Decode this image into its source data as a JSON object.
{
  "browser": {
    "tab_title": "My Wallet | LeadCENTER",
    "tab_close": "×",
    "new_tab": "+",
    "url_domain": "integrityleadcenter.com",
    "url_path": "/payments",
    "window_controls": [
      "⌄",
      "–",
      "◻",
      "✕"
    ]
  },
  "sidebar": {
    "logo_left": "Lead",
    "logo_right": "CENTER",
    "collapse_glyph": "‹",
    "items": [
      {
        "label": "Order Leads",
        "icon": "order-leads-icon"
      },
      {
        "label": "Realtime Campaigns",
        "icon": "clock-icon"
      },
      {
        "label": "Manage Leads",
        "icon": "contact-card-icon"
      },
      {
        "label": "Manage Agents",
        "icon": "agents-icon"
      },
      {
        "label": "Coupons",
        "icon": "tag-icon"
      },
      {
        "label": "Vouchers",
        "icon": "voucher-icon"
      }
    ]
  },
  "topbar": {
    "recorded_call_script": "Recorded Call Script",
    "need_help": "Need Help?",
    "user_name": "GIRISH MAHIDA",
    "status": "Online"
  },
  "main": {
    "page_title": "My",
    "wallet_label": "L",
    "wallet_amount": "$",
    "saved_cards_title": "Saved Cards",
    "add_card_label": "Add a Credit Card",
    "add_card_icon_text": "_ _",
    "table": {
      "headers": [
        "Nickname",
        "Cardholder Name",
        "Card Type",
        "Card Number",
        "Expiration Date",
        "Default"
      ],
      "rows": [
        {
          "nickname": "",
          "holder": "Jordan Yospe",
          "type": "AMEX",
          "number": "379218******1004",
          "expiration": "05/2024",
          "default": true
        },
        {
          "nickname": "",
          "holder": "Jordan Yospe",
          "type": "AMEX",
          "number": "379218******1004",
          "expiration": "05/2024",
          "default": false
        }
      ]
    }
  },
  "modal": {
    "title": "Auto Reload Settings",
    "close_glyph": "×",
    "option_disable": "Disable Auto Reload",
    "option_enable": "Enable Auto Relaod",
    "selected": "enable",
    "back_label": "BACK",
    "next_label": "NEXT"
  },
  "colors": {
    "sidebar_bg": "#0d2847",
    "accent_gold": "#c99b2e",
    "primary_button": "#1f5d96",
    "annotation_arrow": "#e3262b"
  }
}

□ □ □ □ □ □ □

- _DIRECTIVE_:
Make an exact copy of the material above.

- _EXERCISE RESULT_:
Decode this image into its source data as a JSON object.
{
  "browser": {
    "tab_title": "My Wallet | LeadCENTER",
    "tab_close": "×",
    "new_tab": "+",
    "url_domain": "integrityleadcenter.com",
    "url_path": "/payments",
    "window_controls": [
      "⌄",
      "–",
      "◻",
      "✕"
    ]
  },
  "sidebar": {
    "logo_left": "Lead",
    "logo_right": "CENTER",
    "collapse_glyph": "‹",
    "items": [
      {
        "label": "Order Leads",
        "icon": "order-leads-icon"
      },
      {
        "label": "Realtime Campaigns",
        "icon": "clock-icon"
      },
      {
        "label": "Manage Leads",
        "icon": "contact-card-icon"
      },
      {
        "label": "Manage Agents",
        "icon": "agents-icon"
      },
      {
        "label": "Coupons",
        "icon": "tag-icon"
      },
      {
        "label": "Vouchers",
        "icon": "voucher-icon"
      }
    ]
  },
  "topbar": {
    "recorded_call_script": "Recorded Call Script",
    "need_help": "Need Help?",
    "user_name": "GIRISH MAHIDA",
    "status": "Online"
  },
  "main": {
    "page_title": "My",
    "wallet_label": "L",
    "wallet_amount": "$",
    "saved_cards_title": "Saved Cards",
    "add_card_label": "Add a Credit Card",
    "add_card_icon_text": "_ _",
    "table": {
      "headers": [
        "Nickname",
        "Cardholder Name",
        "Card Type",
        "Card Number",
        "Expiration Date",
        "Default"
      ],
      "rows": [
        {
          "nickname": "",
          "holder": "Jordan Yospe",
          "type": "AMEX",
          "number": "379218******1004",
          "expiration": "05/2024",
          "default": true
        },
        {
          "nickname": "",
          "holder": "Jordan Yospe",
          "type": "AMEX",
          "number": "379218******1004",
          "expiration": "05/2024",
          "default": false
        }
      ]
    }
  },
  "modal": {
    "title": "Auto Reload Settings",
    "close_glyph": "×",
    "option_disable": "Disable Auto Reload",
    "option_enable": "Enable Auto Relaod",
    "selected": "enable",
    "back_label": "BACK",
    "next_label": "NEXT"
  },
  "colors": {
    "sidebar_bg": "#0d2847",
    "accent_gold": "#c99b2e",
    "primary_button": "#1f5d96",
    "annotation_arrow": "#e3262b"
  }
}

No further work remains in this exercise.